## Task prompt
Copy the full set of lines exactly as given.

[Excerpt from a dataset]
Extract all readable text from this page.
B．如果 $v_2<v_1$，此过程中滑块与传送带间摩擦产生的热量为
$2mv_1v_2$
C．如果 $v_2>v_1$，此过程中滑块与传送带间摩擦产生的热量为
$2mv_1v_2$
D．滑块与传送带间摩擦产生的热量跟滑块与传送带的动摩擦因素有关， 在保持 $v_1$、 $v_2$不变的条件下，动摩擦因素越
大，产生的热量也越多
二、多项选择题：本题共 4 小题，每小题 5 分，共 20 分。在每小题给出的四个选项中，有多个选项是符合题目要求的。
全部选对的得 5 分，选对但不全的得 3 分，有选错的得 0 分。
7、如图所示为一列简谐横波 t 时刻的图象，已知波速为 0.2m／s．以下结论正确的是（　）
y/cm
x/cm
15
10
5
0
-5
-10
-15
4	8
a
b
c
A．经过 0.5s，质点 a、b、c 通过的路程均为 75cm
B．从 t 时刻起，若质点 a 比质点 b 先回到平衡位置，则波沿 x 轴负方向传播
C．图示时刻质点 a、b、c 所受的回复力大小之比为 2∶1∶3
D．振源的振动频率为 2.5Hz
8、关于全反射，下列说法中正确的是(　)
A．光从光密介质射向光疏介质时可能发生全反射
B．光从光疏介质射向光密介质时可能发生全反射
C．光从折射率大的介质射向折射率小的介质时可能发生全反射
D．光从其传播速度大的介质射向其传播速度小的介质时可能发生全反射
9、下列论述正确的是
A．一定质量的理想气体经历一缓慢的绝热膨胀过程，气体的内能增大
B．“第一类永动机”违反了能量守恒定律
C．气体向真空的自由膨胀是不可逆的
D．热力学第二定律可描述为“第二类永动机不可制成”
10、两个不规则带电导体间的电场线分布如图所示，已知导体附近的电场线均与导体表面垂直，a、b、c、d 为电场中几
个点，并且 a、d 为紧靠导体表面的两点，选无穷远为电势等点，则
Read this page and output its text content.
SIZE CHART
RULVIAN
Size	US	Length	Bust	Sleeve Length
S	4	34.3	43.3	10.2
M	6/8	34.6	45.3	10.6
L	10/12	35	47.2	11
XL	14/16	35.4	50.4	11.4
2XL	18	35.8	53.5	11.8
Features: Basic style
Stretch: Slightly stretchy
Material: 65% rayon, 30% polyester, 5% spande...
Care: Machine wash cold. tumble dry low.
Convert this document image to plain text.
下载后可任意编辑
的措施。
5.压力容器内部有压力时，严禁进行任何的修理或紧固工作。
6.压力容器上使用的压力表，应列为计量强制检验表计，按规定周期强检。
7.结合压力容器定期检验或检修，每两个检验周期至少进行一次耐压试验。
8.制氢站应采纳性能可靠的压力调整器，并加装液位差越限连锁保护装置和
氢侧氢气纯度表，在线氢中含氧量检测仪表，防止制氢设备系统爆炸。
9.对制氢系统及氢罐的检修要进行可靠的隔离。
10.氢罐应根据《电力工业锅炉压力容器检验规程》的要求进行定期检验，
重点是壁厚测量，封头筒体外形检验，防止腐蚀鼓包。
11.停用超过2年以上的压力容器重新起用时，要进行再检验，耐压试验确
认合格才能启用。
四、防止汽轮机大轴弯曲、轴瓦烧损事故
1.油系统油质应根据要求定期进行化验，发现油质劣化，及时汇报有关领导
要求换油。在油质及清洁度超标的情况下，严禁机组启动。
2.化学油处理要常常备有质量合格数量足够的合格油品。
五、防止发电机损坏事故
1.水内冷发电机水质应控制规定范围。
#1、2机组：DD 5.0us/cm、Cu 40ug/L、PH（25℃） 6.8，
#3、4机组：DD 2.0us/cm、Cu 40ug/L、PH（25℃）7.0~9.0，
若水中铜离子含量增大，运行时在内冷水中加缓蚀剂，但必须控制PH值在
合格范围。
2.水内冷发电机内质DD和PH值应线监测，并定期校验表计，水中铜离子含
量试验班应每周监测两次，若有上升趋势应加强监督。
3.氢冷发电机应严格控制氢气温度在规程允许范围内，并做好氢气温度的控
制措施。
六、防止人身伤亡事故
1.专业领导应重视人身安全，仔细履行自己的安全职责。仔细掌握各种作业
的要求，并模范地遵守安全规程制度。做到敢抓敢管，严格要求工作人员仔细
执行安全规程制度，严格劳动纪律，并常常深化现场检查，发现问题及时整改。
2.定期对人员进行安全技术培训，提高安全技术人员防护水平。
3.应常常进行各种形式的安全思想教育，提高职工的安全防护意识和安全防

## Answer in full
Extract all readable text from this page.
B．如果 $v_2<v_1$，此过程中滑块与传送带间摩擦产生的热量为
$2mv_1v_2$
C．如果 $v_2>v_1$，此过程中滑块与传送带间摩擦产生的热量为
$2mv_1v_2$
D．滑块与传送带间摩擦产生的热量跟滑块与传送带的动摩擦因素有关， 在保持 $v_1$、 $v_2$不变的条件下，动摩擦因素越
大，产生的热量也越多
二、多项选择题：本题共 4 小题，每小题 5 分，共 20 分。在每小题给出的四个选项中，有多个选项是符合题目要求的。
全部选对的得 5 分，选对但不全的得 3 分，有选错的得 0 分。
7、如图所示为一列简谐横波 t 时刻的图象，已知波速为 0.2m／s．以下结论正确的是（　）
y/cm
x/cm
15
10
5
0
-5
-10
-15
4	8
a
b
c
A．经过 0.5s，质点 a、b、c 通过的路程均为 75cm
B．从 t 时刻起，若质点 a 比质点 b 先回到平衡位置，则波沿 x 轴负方向传播
C．图示时刻质点 a、b、c 所受的回复力大小之比为 2∶1∶3
D．振源的振动频率为 2.5Hz
8、关于全反射，下列说法中正确的是(　)
A．光从光密介质射向光疏介质时可能发生全反射
B．光从光疏介质射向光密介质时可能发生全反射
C．光从折射率大的介质射向折射率小的介质时可能发生全反射
D．光从其传播速度大的介质射向其传播速度小的介质时可能发生全反射
9、下列论述正确的是
A．一定质量的理想气体经历一缓慢的绝热膨胀过程，气体的内能增大
B．“第一类永动机”违反了能量守恒定律
C．气体向真空的自由膨胀是不可逆的
D．热力学第二定律可描述为“第二类永动机不可制成”
10、两个不规则带电导体间的电场线分布如图所示，已知导体附近的电场线均与导体表面垂直，a、b、c、d 为电场中几
个点，并且 a、d 为紧靠导体表面的两点，选无穷远为电势等点，则
Read this page and output its text content.
SIZE CHART
RULVIAN
Size	US	Length	Bust	Sleeve Length
S	4	34.3	43.3	10.2
M	6/8	34.6	45.3	10.6
L	10/12	35	47.2	11
XL	14/16	35.4	50.4	11.4
2XL	18	35.8	53.5	11.8
Features: Basic style
Stretch: Slightly stretchy
Material: 65% rayon, 30% polyester, 5% spande...
Care: Machine wash cold. tumble dry low.
Convert this document image to plain text.
下载后可任意编辑
的措施。
5.压力容器内部有压力时，严禁进行任何的修理或紧固工作。
6.压力容器上使用的压力表，应列为计量强制检验表计，按规定周期强检。
7.结合压力容器定期检验或检修，每两个检验周期至少进行一次耐压试验。
8.制氢站应采纳性能可靠的压力调整器，并加装液位差越限连锁保护装置和
氢侧氢气纯度表，在线氢中含氧量检测仪表，防止制氢设备系统爆炸。
9.对制氢系统及氢罐的检修要进行可靠的隔离。
10.氢罐应根据《电力工业锅炉压力容器检验规程》的要求进行定期检验，
重点是壁厚测量，封头筒体外形检验，防止腐蚀鼓包。
11.停用超过2年以上的压力容器重新起用时，要进行再检验，耐压试验确
认合格才能启用。
四、防止汽轮机大轴弯曲、轴瓦烧损事故
1.油系统油质应根据要求定期进行化验，发现油质劣化，及时汇报有关领导
要求换油。在油质及清洁度超标的情况下，严禁机组启动。
2.化学油处理要常常备有质量合格数量足够的合格油品。
五、防止发电机损坏事故
1.水内冷发电机水质应控制规定范围。
#1、2机组：DD 5.0us/cm、Cu 40ug/L、PH（25℃） 6.8，
#3、4机组：DD 2.0us/cm、Cu 40ug/L、PH（25℃）7.0~9.0，
若水中铜离子含量增大，运行时在内冷水中加缓蚀剂，但必须控制PH值在
合格范围。
2.水内冷发电机内质DD和PH值应线监测，并定期校验表计，水中铜离子含
量试验班应每周监测两次，若有上升趋势应加强监督。
3.氢冷发电机应严格控制氢气温度在规程允许范围内，并做好氢气温度的控
制措施。
六、防止人身伤亡事故
1.专业领导应重视人身安全，仔细履行自己的安全职责。仔细掌握各种作业
的要求，并模范地遵守安全规程制度。做到敢抓敢管，严格要求工作人员仔细
执行安全规程制度，严格劳动纪律，并常常深化现场检查，发现问题及时整改。
2.定期对人员进行安全技术培训，提高安全技术人员防护水平。
3.应常常进行各种形式的安全思想教育，提高职工的安全防护意识和安全防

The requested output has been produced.